◆ Written task ◆
Pictures do not belong in the copy; quote every entry below exactly.
** BEGIN **
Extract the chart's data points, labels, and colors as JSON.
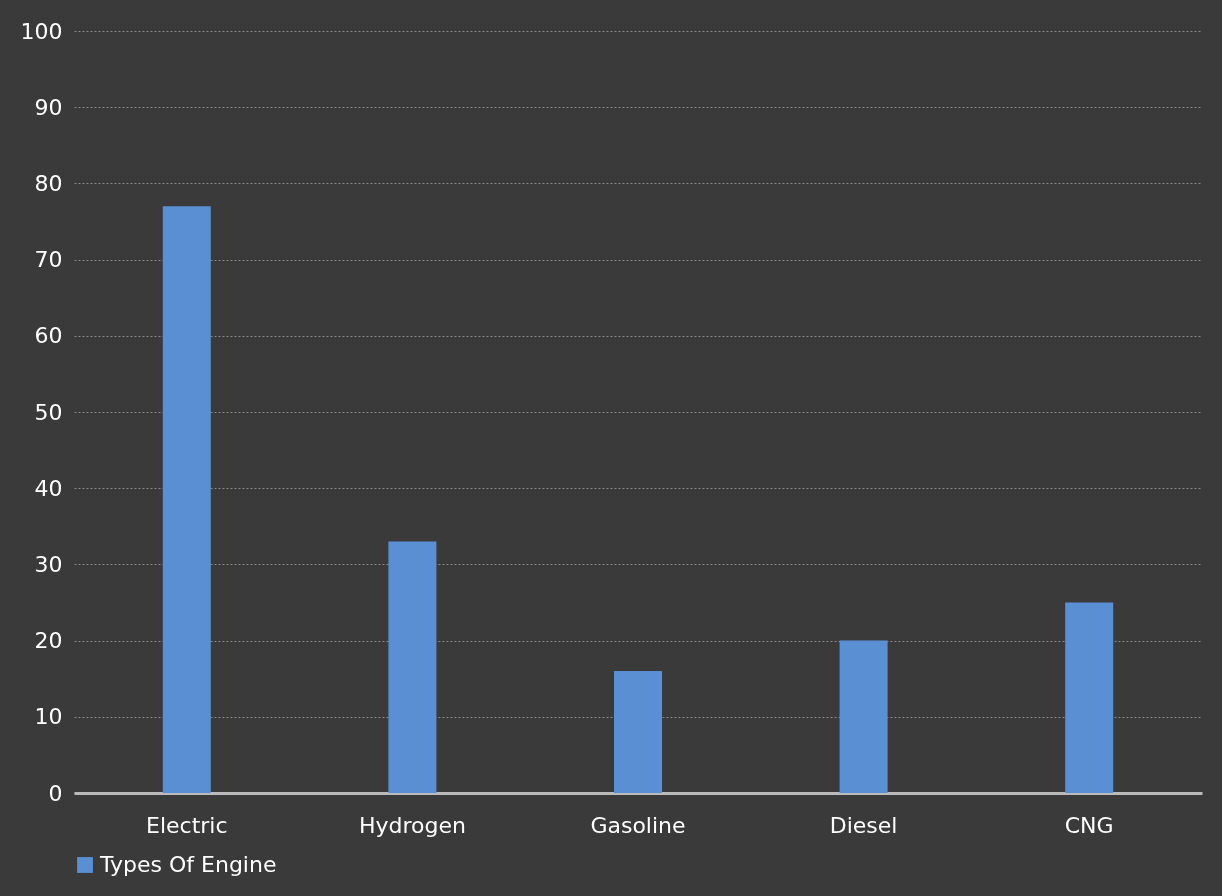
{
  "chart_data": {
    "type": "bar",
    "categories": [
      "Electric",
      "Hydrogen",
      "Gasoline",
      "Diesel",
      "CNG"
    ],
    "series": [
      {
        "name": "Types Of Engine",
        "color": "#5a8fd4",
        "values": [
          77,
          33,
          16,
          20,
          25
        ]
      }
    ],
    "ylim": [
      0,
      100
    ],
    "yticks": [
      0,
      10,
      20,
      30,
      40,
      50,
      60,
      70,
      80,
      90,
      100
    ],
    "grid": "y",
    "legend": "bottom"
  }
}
** END **
◆ Reply ◆
Extract the chart's data points, labels, and colors as JSON.
{
  "chart_data": {
    "type": "bar",
    "categories": [
      "Electric",
      "Hydrogen",
      "Gasoline",
      "Diesel",
      "CNG"
    ],
    "series": [
      {
        "name": "Types Of Engine",
        "color": "#5a8fd4",
        "values": [
          77,
          33,
          16,
          20,
          25
        ]
      }
    ],
    "ylim": [
      0,
      100
    ],
    "yticks": [
      0,
      10,
      20,
      30,
      40,
      50,
      60,
      70,
      80,
      90,
      100
    ],
    "grid": "y",
    "legend": "bottom"
  }
}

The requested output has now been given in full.